(Data records)
_ _ _ _ _
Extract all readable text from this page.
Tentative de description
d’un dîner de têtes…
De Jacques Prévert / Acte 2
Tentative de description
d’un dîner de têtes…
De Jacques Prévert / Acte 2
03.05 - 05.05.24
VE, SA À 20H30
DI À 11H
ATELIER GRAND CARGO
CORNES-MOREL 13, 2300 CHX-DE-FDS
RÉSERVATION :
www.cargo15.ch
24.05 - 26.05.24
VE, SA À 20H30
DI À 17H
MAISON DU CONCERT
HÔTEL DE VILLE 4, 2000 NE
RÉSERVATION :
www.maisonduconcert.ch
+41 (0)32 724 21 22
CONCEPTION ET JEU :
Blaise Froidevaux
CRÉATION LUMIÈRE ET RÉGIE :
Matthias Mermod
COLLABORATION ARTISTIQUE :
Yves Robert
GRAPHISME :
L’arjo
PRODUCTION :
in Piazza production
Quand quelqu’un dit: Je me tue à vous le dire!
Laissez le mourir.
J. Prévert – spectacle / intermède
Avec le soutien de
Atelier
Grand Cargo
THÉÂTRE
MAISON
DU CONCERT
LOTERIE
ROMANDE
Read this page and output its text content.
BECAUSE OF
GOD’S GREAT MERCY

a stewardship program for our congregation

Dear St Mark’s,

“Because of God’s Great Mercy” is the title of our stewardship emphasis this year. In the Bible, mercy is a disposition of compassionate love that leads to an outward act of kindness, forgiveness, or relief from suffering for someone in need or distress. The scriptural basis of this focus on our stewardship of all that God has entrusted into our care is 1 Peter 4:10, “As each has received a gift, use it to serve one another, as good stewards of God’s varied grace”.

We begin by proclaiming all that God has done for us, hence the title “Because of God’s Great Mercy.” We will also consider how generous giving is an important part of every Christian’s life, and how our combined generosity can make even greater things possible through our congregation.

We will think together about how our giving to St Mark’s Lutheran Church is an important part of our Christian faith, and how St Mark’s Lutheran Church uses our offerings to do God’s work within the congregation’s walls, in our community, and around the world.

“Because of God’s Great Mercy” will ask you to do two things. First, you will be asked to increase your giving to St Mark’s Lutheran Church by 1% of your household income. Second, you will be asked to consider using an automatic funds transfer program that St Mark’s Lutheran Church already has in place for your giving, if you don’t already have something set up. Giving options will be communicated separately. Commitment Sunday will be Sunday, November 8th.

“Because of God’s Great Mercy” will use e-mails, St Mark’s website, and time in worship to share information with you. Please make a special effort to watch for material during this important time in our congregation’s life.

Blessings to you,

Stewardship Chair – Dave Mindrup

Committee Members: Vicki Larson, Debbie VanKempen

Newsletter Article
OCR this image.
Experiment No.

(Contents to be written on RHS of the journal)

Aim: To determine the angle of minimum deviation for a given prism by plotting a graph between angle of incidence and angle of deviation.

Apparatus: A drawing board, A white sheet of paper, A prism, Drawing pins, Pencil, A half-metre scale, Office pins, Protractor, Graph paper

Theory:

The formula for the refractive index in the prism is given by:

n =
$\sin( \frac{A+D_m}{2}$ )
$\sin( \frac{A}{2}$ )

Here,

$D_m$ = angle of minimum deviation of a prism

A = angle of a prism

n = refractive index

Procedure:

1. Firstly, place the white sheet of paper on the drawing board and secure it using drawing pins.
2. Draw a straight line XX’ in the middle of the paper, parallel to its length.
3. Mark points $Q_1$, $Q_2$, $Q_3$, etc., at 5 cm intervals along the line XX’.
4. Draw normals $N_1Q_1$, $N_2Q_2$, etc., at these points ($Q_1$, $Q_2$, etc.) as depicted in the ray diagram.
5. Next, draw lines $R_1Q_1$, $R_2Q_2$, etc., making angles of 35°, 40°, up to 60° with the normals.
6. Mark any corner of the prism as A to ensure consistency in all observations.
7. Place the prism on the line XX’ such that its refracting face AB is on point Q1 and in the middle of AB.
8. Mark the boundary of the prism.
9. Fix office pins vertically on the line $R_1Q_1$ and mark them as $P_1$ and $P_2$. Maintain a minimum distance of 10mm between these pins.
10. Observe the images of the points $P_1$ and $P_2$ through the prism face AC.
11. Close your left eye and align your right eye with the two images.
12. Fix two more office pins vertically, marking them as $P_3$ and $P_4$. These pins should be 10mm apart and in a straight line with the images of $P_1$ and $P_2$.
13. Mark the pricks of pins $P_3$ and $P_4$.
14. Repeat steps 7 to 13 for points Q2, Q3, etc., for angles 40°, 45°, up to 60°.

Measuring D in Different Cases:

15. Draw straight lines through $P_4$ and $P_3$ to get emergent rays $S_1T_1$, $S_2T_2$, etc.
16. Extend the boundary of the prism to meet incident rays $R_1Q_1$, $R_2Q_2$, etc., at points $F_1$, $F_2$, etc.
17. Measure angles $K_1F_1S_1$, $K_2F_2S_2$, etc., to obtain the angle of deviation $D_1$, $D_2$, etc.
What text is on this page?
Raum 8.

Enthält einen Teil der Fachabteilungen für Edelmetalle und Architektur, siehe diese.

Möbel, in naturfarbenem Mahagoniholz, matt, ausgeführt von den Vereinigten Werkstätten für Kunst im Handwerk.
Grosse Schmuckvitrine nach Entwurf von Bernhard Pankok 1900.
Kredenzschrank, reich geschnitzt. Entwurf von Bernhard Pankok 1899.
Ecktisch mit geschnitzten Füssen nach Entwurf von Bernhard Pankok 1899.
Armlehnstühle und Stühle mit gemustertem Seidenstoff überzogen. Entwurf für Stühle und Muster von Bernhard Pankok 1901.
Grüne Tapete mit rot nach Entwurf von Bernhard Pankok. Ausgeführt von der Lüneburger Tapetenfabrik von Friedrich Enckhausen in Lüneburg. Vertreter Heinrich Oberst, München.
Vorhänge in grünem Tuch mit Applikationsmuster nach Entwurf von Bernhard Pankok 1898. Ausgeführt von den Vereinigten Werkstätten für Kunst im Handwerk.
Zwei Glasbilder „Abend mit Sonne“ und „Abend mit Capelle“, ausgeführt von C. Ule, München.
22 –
_ _ _ _ _
What the task requires>
Identify every line holding the word "Church" and copy it out.

Written solution>
We will think together about how our giving to St Mark’s Lutheran Church is an important part of our Christian faith, and how St Mark’s Lutheran Church uses our offerings to do God’s work within the congregation’s walls, in our community, and around the world.
“Because of God’s Great Mercy” will ask you to do two things. First, you will be asked to increase your giving to St Mark’s Lutheran Church by 1% of your household income. Second, you will be asked to consider using an automatic funds transfer program that St Mark’s Lutheran Church already has in place for your giving, if you don’t already have something set up. Giving options will be communicated separately. Commitment Sunday will be Sunday, November 8th.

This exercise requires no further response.